### DATA PROVIDED ###

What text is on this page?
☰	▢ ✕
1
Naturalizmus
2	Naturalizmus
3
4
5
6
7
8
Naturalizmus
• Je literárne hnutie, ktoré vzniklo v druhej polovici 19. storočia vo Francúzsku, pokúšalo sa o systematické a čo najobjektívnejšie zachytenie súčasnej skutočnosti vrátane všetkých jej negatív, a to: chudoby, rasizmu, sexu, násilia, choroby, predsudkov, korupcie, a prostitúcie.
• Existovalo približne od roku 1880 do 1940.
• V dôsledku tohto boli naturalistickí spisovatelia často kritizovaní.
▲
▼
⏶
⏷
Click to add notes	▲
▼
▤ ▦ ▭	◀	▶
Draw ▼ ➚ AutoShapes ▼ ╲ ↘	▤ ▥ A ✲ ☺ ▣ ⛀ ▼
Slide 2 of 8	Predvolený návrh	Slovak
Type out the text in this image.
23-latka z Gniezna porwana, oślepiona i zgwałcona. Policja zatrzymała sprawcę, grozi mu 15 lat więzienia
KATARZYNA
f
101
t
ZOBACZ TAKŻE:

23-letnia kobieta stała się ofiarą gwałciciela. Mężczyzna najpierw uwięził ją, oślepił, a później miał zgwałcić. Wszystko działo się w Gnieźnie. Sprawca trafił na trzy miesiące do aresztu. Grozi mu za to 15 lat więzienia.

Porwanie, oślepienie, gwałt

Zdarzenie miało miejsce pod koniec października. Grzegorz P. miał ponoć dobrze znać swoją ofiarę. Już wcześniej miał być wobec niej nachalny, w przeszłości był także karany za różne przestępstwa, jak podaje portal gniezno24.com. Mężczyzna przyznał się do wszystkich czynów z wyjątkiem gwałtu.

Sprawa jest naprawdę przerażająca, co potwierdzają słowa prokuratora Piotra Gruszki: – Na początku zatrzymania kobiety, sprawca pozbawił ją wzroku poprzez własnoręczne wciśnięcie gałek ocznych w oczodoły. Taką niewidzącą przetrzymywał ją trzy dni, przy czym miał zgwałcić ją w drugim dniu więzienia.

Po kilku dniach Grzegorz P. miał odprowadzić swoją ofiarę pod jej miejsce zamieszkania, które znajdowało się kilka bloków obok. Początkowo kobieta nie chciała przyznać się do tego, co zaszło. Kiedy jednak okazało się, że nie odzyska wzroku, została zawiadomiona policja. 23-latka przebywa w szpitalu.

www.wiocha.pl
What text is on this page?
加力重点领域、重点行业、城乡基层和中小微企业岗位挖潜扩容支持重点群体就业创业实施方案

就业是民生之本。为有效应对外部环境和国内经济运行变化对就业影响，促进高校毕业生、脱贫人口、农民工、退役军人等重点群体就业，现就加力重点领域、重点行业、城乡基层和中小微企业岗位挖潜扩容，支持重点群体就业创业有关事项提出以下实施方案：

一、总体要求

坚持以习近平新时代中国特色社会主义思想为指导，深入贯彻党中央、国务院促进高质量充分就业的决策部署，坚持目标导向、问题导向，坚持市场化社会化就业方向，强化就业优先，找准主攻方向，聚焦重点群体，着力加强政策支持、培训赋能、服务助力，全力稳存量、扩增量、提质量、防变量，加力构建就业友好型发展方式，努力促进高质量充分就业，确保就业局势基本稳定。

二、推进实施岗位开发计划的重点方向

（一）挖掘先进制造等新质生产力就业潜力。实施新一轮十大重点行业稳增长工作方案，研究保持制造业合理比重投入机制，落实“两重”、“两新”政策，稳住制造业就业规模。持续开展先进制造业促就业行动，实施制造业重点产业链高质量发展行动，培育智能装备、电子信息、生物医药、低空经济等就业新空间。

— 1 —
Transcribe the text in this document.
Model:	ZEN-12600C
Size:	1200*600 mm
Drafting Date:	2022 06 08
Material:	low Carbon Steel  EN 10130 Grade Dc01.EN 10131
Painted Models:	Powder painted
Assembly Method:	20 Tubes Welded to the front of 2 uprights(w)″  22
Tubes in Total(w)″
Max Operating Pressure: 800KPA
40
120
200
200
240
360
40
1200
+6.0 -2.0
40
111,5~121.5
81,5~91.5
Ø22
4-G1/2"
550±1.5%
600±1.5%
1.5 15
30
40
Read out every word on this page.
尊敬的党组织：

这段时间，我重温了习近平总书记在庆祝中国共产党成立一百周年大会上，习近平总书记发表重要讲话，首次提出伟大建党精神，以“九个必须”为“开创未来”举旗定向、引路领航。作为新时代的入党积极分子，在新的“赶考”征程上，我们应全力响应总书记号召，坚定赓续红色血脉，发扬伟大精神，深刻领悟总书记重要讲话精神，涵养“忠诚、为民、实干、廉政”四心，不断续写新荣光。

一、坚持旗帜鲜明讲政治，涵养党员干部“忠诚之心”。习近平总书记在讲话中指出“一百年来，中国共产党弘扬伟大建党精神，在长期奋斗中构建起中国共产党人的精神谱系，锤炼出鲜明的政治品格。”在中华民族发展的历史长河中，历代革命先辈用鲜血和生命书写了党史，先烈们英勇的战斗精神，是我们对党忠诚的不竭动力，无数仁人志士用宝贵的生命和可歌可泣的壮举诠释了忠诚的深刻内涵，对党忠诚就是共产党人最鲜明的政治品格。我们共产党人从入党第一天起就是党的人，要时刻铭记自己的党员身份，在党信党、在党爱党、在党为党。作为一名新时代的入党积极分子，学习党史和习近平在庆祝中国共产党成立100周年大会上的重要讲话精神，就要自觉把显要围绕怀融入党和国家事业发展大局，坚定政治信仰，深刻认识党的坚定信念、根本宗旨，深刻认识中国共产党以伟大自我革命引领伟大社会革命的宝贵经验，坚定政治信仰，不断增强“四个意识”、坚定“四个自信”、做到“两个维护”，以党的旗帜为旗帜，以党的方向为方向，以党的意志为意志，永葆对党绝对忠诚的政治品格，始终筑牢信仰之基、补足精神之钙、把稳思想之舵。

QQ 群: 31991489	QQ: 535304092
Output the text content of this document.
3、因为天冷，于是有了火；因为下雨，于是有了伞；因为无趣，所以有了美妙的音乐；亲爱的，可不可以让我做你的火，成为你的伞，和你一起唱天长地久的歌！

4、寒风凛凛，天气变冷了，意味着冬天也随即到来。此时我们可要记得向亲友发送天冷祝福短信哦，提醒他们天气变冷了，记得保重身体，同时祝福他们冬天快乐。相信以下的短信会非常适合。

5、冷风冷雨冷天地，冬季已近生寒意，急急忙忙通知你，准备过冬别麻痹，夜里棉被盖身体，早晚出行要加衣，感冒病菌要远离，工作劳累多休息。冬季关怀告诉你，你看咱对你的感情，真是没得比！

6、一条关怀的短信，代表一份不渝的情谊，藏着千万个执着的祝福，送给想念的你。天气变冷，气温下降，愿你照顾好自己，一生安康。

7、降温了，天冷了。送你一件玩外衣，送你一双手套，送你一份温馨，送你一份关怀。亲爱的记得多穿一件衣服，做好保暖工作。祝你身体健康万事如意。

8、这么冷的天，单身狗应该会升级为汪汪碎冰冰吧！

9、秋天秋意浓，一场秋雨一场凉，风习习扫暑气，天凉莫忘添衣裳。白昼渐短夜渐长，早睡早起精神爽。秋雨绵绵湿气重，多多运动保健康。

###

### OBJECTIVE
Give the records above again, word for word.

### TASK RESULT
What text is on this page?
☰	▢ ✕
1
Naturalizmus
2	Naturalizmus
3
4
5
6
7
8
Naturalizmus
• Je literárne hnutie, ktoré vzniklo v druhej polovici 19. storočia vo Francúzsku, pokúšalo sa o systematické a čo najobjektívnejšie zachytenie súčasnej skutočnosti vrátane všetkých jej negatív, a to: chudoby, rasizmu, sexu, násilia, choroby, predsudkov, korupcie, a prostitúcie.
• Existovalo približne od roku 1880 do 1940.
• V dôsledku tohto boli naturalistickí spisovatelia často kritizovaní.
▲
▼
⏶
⏷
Click to add notes	▲
▼
▤ ▦ ▭	◀	▶
Draw ▼ ➚ AutoShapes ▼ ╲ ↘	▤ ▥ A ✲ ☺ ▣ ⛀ ▼
Slide 2 of 8	Predvolený návrh	Slovak
Type out the text in this image.
23-latka z Gniezna porwana, oślepiona i zgwałcona. Policja zatrzymała sprawcę, grozi mu 15 lat więzienia
KATARZYNA
f
101
t
ZOBACZ TAKŻE:

23-letnia kobieta stała się ofiarą gwałciciela. Mężczyzna najpierw uwięził ją, oślepił, a później miał zgwałcić. Wszystko działo się w Gnieźnie. Sprawca trafił na trzy miesiące do aresztu. Grozi mu za to 15 lat więzienia.

Porwanie, oślepienie, gwałt

Zdarzenie miało miejsce pod koniec października. Grzegorz P. miał ponoć dobrze znać swoją ofiarę. Już wcześniej miał być wobec niej nachalny, w przeszłości był także karany za różne przestępstwa, jak podaje portal gniezno24.com. Mężczyzna przyznał się do wszystkich czynów z wyjątkiem gwałtu.

Sprawa jest naprawdę przerażająca, co potwierdzają słowa prokuratora Piotra Gruszki: – Na początku zatrzymania kobiety, sprawca pozbawił ją wzroku poprzez własnoręczne wciśnięcie gałek ocznych w oczodoły. Taką niewidzącą przetrzymywał ją trzy dni, przy czym miał zgwałcić ją w drugim dniu więzienia.

Po kilku dniach Grzegorz P. miał odprowadzić swoją ofiarę pod jej miejsce zamieszkania, które znajdowało się kilka bloków obok. Początkowo kobieta nie chciała przyznać się do tego, co zaszło. Kiedy jednak okazało się, że nie odzyska wzroku, została zawiadomiona policja. 23-latka przebywa w szpitalu.

www.wiocha.pl
What text is on this page?
加力重点领域、重点行业、城乡基层和中小微企业岗位挖潜扩容支持重点群体就业创业实施方案

就业是民生之本。为有效应对外部环境和国内经济运行变化对就业影响，促进高校毕业生、脱贫人口、农民工、退役军人等重点群体就业，现就加力重点领域、重点行业、城乡基层和中小微企业岗位挖潜扩容，支持重点群体就业创业有关事项提出以下实施方案：

一、总体要求

坚持以习近平新时代中国特色社会主义思想为指导，深入贯彻党中央、国务院促进高质量充分就业的决策部署，坚持目标导向、问题导向，坚持市场化社会化就业方向，强化就业优先，找准主攻方向，聚焦重点群体，着力加强政策支持、培训赋能、服务助力，全力稳存量、扩增量、提质量、防变量，加力构建就业友好型发展方式，努力促进高质量充分就业，确保就业局势基本稳定。

二、推进实施岗位开发计划的重点方向

（一）挖掘先进制造等新质生产力就业潜力。实施新一轮十大重点行业稳增长工作方案，研究保持制造业合理比重投入机制，落实“两重”、“两新”政策，稳住制造业就业规模。持续开展先进制造业促就业行动，实施制造业重点产业链高质量发展行动，培育智能装备、电子信息、生物医药、低空经济等就业新空间。

— 1 —
Transcribe the text in this document.
Model:	ZEN-12600C
Size:	1200*600 mm
Drafting Date:	2022 06 08
Material:	low Carbon Steel  EN 10130 Grade Dc01.EN 10131
Painted Models:	Powder painted
Assembly Method:	20 Tubes Welded to the front of 2 uprights(w)″  22
Tubes in Total(w)″
Max Operating Pressure: 800KPA
40
120
200
200
240
360
40
1200
+6.0 -2.0
40
111,5~121.5
81,5~91.5
Ø22
4-G1/2"
550±1.5%
600±1.5%
1.5 15
30
40
Read out every word on this page.
尊敬的党组织：

这段时间，我重温了习近平总书记在庆祝中国共产党成立一百周年大会上，习近平总书记发表重要讲话，首次提出伟大建党精神，以“九个必须”为“开创未来”举旗定向、引路领航。作为新时代的入党积极分子，在新的“赶考”征程上，我们应全力响应总书记号召，坚定赓续红色血脉，发扬伟大精神，深刻领悟总书记重要讲话精神，涵养“忠诚、为民、实干、廉政”四心，不断续写新荣光。

一、坚持旗帜鲜明讲政治，涵养党员干部“忠诚之心”。习近平总书记在讲话中指出“一百年来，中国共产党弘扬伟大建党精神，在长期奋斗中构建起中国共产党人的精神谱系，锤炼出鲜明的政治品格。”在中华民族发展的历史长河中，历代革命先辈用鲜血和生命书写了党史，先烈们英勇的战斗精神，是我们对党忠诚的不竭动力，无数仁人志士用宝贵的生命和可歌可泣的壮举诠释了忠诚的深刻内涵，对党忠诚就是共产党人最鲜明的政治品格。我们共产党人从入党第一天起就是党的人，要时刻铭记自己的党员身份，在党信党、在党爱党、在党为党。作为一名新时代的入党积极分子，学习党史和习近平在庆祝中国共产党成立100周年大会上的重要讲话精神，就要自觉把显要围绕怀融入党和国家事业发展大局，坚定政治信仰，深刻认识党的坚定信念、根本宗旨，深刻认识中国共产党以伟大自我革命引领伟大社会革命的宝贵经验，坚定政治信仰，不断增强“四个意识”、坚定“四个自信”、做到“两个维护”，以党的旗帜为旗帜，以党的方向为方向，以党的意志为意志，永葆对党绝对忠诚的政治品格，始终筑牢信仰之基、补足精神之钙、把稳思想之舵。

QQ 群: 31991489	QQ: 535304092
Output the text content of this document.
3、因为天冷，于是有了火；因为下雨，于是有了伞；因为无趣，所以有了美妙的音乐；亲爱的，可不可以让我做你的火，成为你的伞，和你一起唱天长地久的歌！

4、寒风凛凛，天气变冷了，意味着冬天也随即到来。此时我们可要记得向亲友发送天冷祝福短信哦，提醒他们天气变冷了，记得保重身体，同时祝福他们冬天快乐。相信以下的短信会非常适合。

5、冷风冷雨冷天地，冬季已近生寒意，急急忙忙通知你，准备过冬别麻痹，夜里棉被盖身体，早晚出行要加衣，感冒病菌要远离，工作劳累多休息。冬季关怀告诉你，你看咱对你的感情，真是没得比！

6、一条关怀的短信，代表一份不渝的情谊，藏着千万个执着的祝福，送给想念的你。天气变冷，气温下降，愿你照顾好自己，一生安康。

7、降温了，天冷了。送你一件玩外衣，送你一双手套，送你一份温馨，送你一份关怀。亲爱的记得多穿一件衣服，做好保暖工作。祝你身体健康万事如意。

8、这么冷的天，单身狗应该会升级为汪汪碎冰冰吧！

9、秋天秋意浓，一场秋雨一场凉，风习习扫暑气，天凉莫忘添衣裳。白昼渐短夜渐长，早睡早起精神爽。秋雨绵绵湿气重，多多运动保健康。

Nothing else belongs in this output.